TEXTE DU DOCUMENT:
——————————

Les deux sont chrétiens et au bénéfice d'une formation pastorale. Pas de prosélytisme pour autant, assurent-ils. « Je suis un complément au travail des RH (ressources humaines), à la vie d'un EMS ou d'un hôtel ; une personne ressource », définit Yves Jaques, qui affectionne le mot de vis-à-vis pour décrire sa fonction. « On n'est pas dans la hiérarchie et on n'a aucune autorité : on peut accueillir la personne et la suivre dans ce qu'elle vit, que ce soit au niveau professionnel ou personnel. »
La profession est dans l'air du temps. Plusieurs patrons engagent actuellement des psychologues d'entreprise, comme en France, où ils souhaitent prévenir les risques « psychosociologiques ».

Demandes multiples
« Les demandes sont multiples », témoigne Samuel Ribagnac qui mentionne être allé par exemple à l'hôpital trouver un employé au chevet de son enfant atteint de septicémie ; ou avoir aidé une personne dans des démarches de formation continue et établi des budgets familiaux. « Ma prière quand je me lève est d'être en bénédiction pour un maximum de personnes et que l'amour de Dieu puisse me traverser et atteindre les autres, résume-t-il. C'est ce qui me pousse à prendre le train le matin. »
L'association Swiss Workplace Chaplains est basée sur les principes chrétiens tout en respectant les autres croyances, peut-on lire dans ses statuts. Cela signifie qu'elle s'adresse à des chrétiens et que la formation qu'elle dispense par conséquent aussi. Le contact avec des employés d'autres traditions religieuses ? « La question spirituelle vient seulement si la personne l'aborde », estime Samuel Ribagnac, qui propose néanmoins la prière suivant la situation. « Avec une employée musulmane, j'évoque le Dieu créateur, c'est notre plateforme commune », illustre pour sa part Yves Jaques.
Gabrielle Desarzens

(1) Les trois Suisses se sont inspirés du modèle américain Marketplace chaplain qui est une grosse société d'aumônerie d'entreprise aux Etats-Unis. « C'est presque une œuvre d'évangélisation en Amérique, mais nous avons écarté ce volet qui nous semblait ne pas correspondre à la culture helvétique », commente Samuel Ribagnac.

  • Encadré 1:

    « Aider » les gens, non pas les « évangéliser »
    Yves Jaques travaille au sein du groupe Boas depuis l'été 2011 à hauteur de 60%. Bernard Russi, directeur du groupe, répond à trois questions.

——————————

DONNÉES FOURNIES:

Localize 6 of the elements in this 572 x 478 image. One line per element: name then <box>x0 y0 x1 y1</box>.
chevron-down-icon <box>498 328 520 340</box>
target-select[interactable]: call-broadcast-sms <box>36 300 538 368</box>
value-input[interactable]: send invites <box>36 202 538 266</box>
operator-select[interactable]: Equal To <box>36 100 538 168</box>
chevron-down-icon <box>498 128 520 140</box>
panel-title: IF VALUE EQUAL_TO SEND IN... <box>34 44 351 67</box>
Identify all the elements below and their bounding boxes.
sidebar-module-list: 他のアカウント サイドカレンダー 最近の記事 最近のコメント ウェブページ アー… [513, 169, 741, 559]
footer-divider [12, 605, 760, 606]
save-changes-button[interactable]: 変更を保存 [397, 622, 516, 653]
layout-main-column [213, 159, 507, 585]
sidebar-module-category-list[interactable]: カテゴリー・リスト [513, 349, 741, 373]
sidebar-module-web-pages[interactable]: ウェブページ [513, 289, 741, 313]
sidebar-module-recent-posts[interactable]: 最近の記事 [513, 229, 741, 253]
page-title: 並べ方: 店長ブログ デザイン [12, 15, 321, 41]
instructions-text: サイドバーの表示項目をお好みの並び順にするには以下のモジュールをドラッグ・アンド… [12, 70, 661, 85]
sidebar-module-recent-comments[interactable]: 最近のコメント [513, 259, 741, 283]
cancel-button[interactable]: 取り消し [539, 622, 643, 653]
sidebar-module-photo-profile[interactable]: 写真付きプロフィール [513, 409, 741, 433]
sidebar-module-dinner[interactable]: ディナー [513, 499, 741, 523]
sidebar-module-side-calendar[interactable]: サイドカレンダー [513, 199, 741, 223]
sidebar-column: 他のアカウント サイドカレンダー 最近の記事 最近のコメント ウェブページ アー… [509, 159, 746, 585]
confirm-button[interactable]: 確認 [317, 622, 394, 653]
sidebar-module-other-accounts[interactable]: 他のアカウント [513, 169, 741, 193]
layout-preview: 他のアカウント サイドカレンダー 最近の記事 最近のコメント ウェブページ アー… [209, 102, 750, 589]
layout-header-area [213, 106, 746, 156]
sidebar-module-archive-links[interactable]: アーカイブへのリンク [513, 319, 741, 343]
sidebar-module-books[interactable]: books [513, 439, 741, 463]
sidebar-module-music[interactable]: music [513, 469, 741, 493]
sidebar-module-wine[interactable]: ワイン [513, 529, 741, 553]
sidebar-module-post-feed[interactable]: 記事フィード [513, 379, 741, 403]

——————————

CONSIGNE: Transcrivez sans rien changer le passage de l'article sur l'aumônerie d'entreprise qui va de « Gabrielle Desarzens » jusqu'à « commente Samuel Ribagnac. ».

VOTRE RÉPONSE:
Gabrielle Desarzens

(1) Les trois Suisses se sont inspirés du modèle américain Marketplace chaplain qui est une grosse société d'aumônerie d'entreprise aux Etats-Unis. « C'est presque une œuvre d'évangélisation en Amérique, mais nous avons écarté ce volet qui nous semblait ne pas correspondre à la culture helvétique », commente Samuel Ribagnac.